Request: Retype the whole listing verbatim and keep the pictures out of it.

Provided records:
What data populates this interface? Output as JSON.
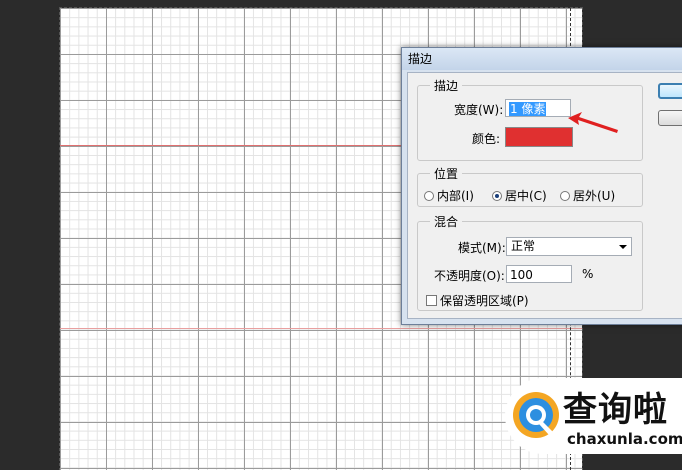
{
  "dialog": {
    "title": "描边",
    "stroke_group": {
      "title": "描边",
      "width_label": "宽度(W):",
      "width_value": "1 像素",
      "color_label": "颜色:",
      "color_value": "#e03030"
    },
    "position_group": {
      "title": "位置",
      "options": [
        {
          "label": "内部(I)",
          "selected": false
        },
        {
          "label": "居中(C)",
          "selected": true
        },
        {
          "label": "居外(U)",
          "selected": false
        }
      ]
    },
    "blend_group": {
      "title": "混合",
      "mode_label": "模式(M):",
      "mode_value": "正常",
      "opacity_label": "不透明度(O):",
      "opacity_value": "100",
      "opacity_unit": "%",
      "preserve_label": "保留透明区域(P)",
      "preserve_checked": false
    }
  },
  "watermark": {
    "title": "查询啦",
    "url": "chaxunla.com"
  },
  "colors": {
    "annotation_arrow": "#e02020",
    "guide": "#e07070",
    "workspace_bg": "#2b2b2b"
  }
}
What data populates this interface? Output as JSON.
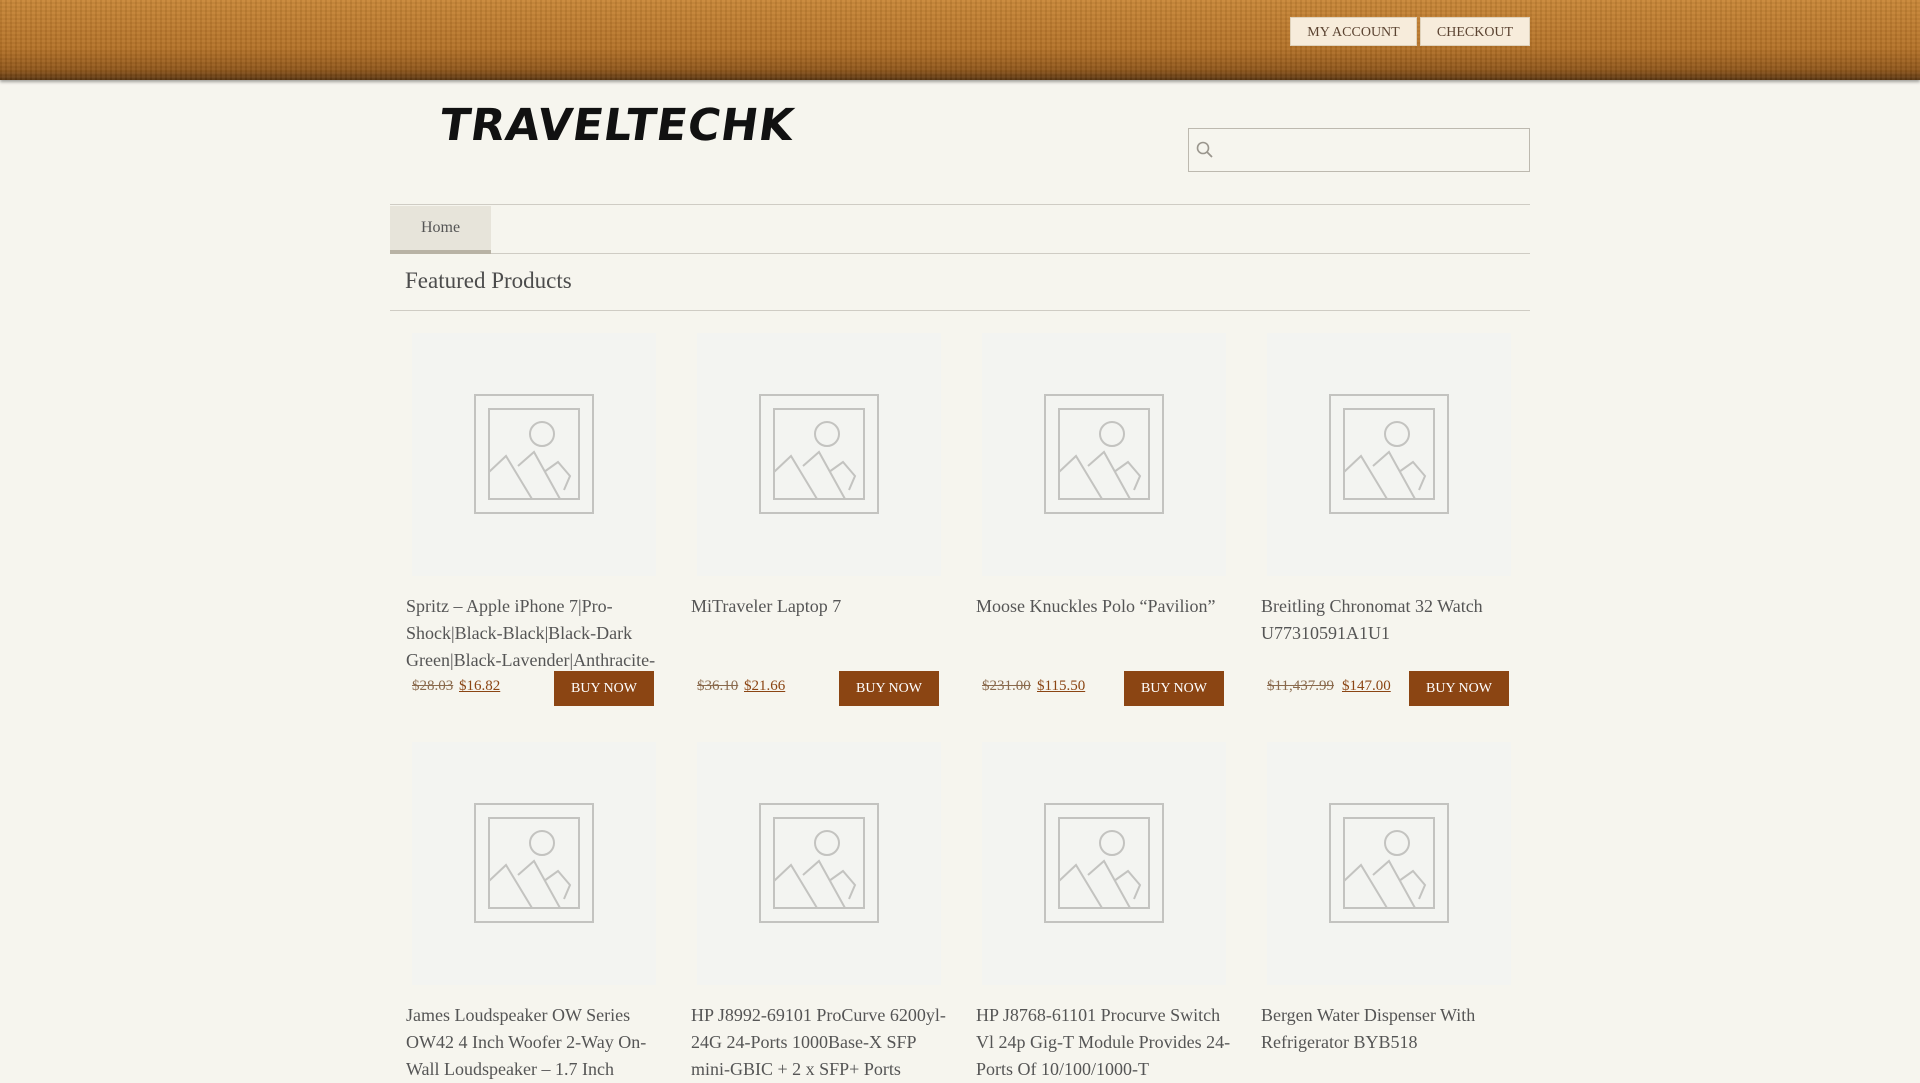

Task output:
What data populates this interface? Output as JSON.
{
  "dialog": {
    "title": "描边",
    "stroke_group": {
      "title": "描边",
      "width_label": "宽度(W):",
      "width_value": "1 像素",
      "color_label": "颜色:",
      "color_value": "#e03030"
    },
    "position_group": {
      "title": "位置",
      "options": [
        {
          "label": "内部(I)",
          "selected": false
        },
        {
          "label": "居中(C)",
          "selected": true
        },
        {
          "label": "居外(U)",
          "selected": false
        }
      ]
    },
    "blend_group": {
      "title": "混合",
      "mode_label": "模式(M):",
      "mode_value": "正常",
      "opacity_label": "不透明度(O):",
      "opacity_value": "100",
      "opacity_unit": "%",
      "preserve_label": "保留透明区域(P)",
      "preserve_checked": false
    }
  },
  "watermark": {
    "title": "查询啦",
    "url": "chaxunla.com"
  },
  "colors": {
    "annotation_arrow": "#e02020",
    "guide": "#e07070",
    "workspace_bg": "#2b2b2b"
  }
}
What data populates this interface? Output as JSON.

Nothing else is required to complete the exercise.